Written problem A. Summarize the passage on switching costs in two sentences.

start Document text

Switching costs develop and become stronger when an incumbent product becomes “mission-critical” for the purpose for which the customer acquired the product in the first place. An incumbent that combines network effects with high switching costs in the same product line is well positioned to build a durable moat around its business. Economists describe at least three main assumptions about switching costs. Exogenous switching costs are believed to evolve without any intentional influence from the incumbent producer – for example; customers independently create or enhance switching costs by becoming more skilled and experienced in applying and adapting the incumbent product towards solving a wider variety of problems than the producer had originally envisioned. Endogenous switching costs evolve through deliberate actions by the incumbent – for example; volume discounts to encourage wide adoption within a company of a new software product, coupled with long-lived license agreements and punitive charges if the license is terminated between license renewal dates. Also, deeply entrenched incumbents will typically opt for incompatibility with competing products while new entrants will prefer to build in compatibility with the incumbent product that they seek to displace. Lastly, switching costs are symmetrical between all the producers competing within a given market.5

What are the types of switching costs that lead to buyer lock-in? 

One might consider switching costs to exist along a continuum that is characterised most distinctly by how intertwined each of the categories identified by economists is tightly intertwined with nearly every other category below.6

Compatibility Requirements make it difficult and expensive to switch between products. Consider an individual or organization running MS Windows contemplating a decision to switch to Linux. The implications of this choice are generally non-trivial. Compatibility requirements are largely an implicit cost that is borne by the customer.

Transaction Costs impose an explicit cost on customers who decide to switch from one product to another. For example, cable-tv subscription agreements typically impose a high penalty on subscribers who decide to terminate their agreement before it has run its full course. Any cost than can be measured explicitly and that has to be considered in switching between products falls under this category.

end Document text
start Information shown

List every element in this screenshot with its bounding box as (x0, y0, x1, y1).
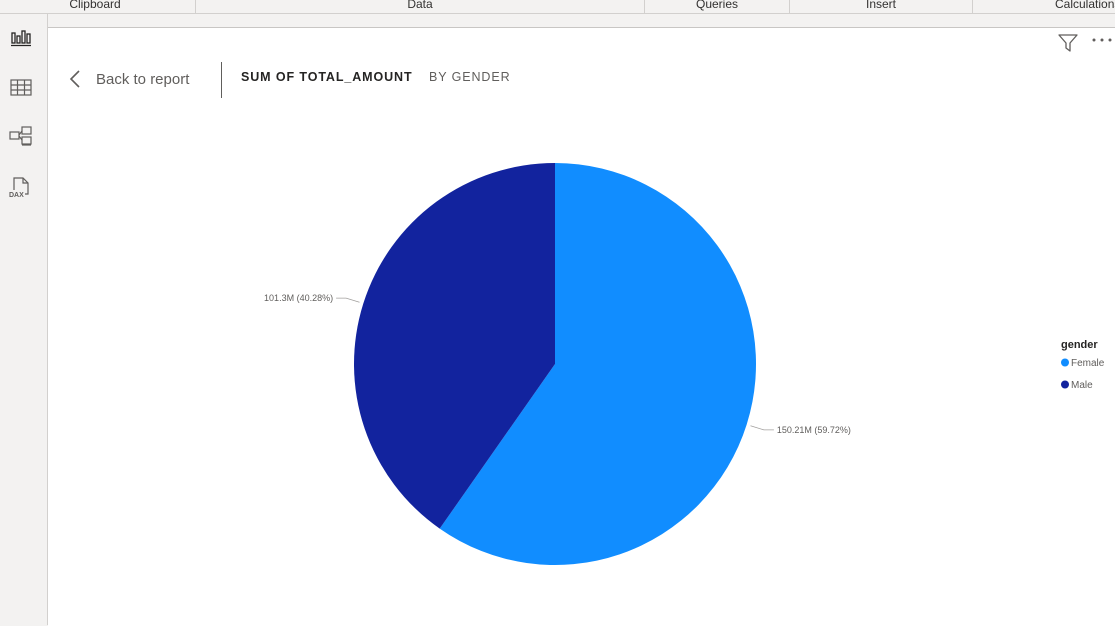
report-view-button[interactable] (6, 26, 34, 52)
model-view-button[interactable] (6, 124, 34, 150)
ribbon-group-insert[interactable]: Insert (826, 0, 936, 13)
ribbon-divider (972, 0, 973, 13)
data-label-male: 101.3M (40.28%) (264, 293, 333, 303)
report-canvas: Back to report SUM OF TOTAL_AMOUNT BY GE… (48, 27, 1115, 626)
table-view-button[interactable] (6, 75, 34, 101)
dax-text: DAX (9, 192, 24, 199)
report-view-icon (6, 26, 34, 50)
ribbon-group-queries[interactable]: Queries (662, 0, 772, 13)
data-label-female: 150.21M (59.72%) (777, 425, 851, 435)
view-rail: DAX (0, 14, 48, 625)
dax-query-view-icon: DAX (6, 174, 34, 200)
data-label-leader-line (751, 426, 774, 430)
legend-item-female[interactable]: Female (1071, 358, 1105, 369)
table-view-icon (6, 75, 34, 99)
legend-marker-female[interactable] (1061, 359, 1069, 367)
legend-marker-male[interactable] (1061, 381, 1069, 389)
legend-title: gender (1061, 339, 1098, 351)
ribbon-divider (644, 0, 645, 13)
legend-item-male[interactable]: Male (1071, 380, 1093, 391)
ribbon-group-strip: Clipboard Data Queries Insert Calculatio… (0, 0, 1115, 14)
ribbon-group-clipboard[interactable]: Clipboard (40, 0, 150, 13)
data-label-leader-line (336, 298, 359, 302)
model-view-icon (6, 124, 34, 150)
ribbon-group-calculations[interactable]: Calculations (1055, 0, 1115, 13)
ribbon-divider (195, 0, 196, 13)
pie-chart: 150.21M (59.72%) 101.3M (40.28%) gender Fem… (48, 28, 1115, 626)
ribbon-divider (789, 0, 790, 13)
ribbon-group-data[interactable]: Data (365, 0, 475, 13)
dax-query-view-button[interactable]: DAX (6, 174, 34, 200)
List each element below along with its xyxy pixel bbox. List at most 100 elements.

end Information shown

Written problem B. Reproduce the lines of the listing from the one holding "report-view-button[interactable] (6, 26, 34, 52)" through the one holding "table-view-button[interactable] (6, 75, 34, 101)", inclusive.

Worked solution A. Switching costs grow stronger when an incumbent product becomes mission-critical, and economists describe assumptions about them that include exogenous costs, which arise without the incumbent's influence, and endogenous costs, which come from its deliberate actions. The passage also identifies compatibility requirements as a largely implicit cost borne by the customer and transaction costs as an explicit cost imposed on customers who switch products.

Worked solution B.
report-view-button[interactable] (6, 26, 34, 52)
model-view-button[interactable] (6, 124, 34, 150)
ribbon-group-insert[interactable]: Insert (826, 0, 936, 13)
ribbon-divider (972, 0, 973, 13)
data-label-male: 101.3M (40.28%) (264, 293, 333, 303)
report-canvas: Back to report SUM OF TOTAL_AMOUNT BY GE… (48, 27, 1115, 626)
table-view-button[interactable] (6, 75, 34, 101)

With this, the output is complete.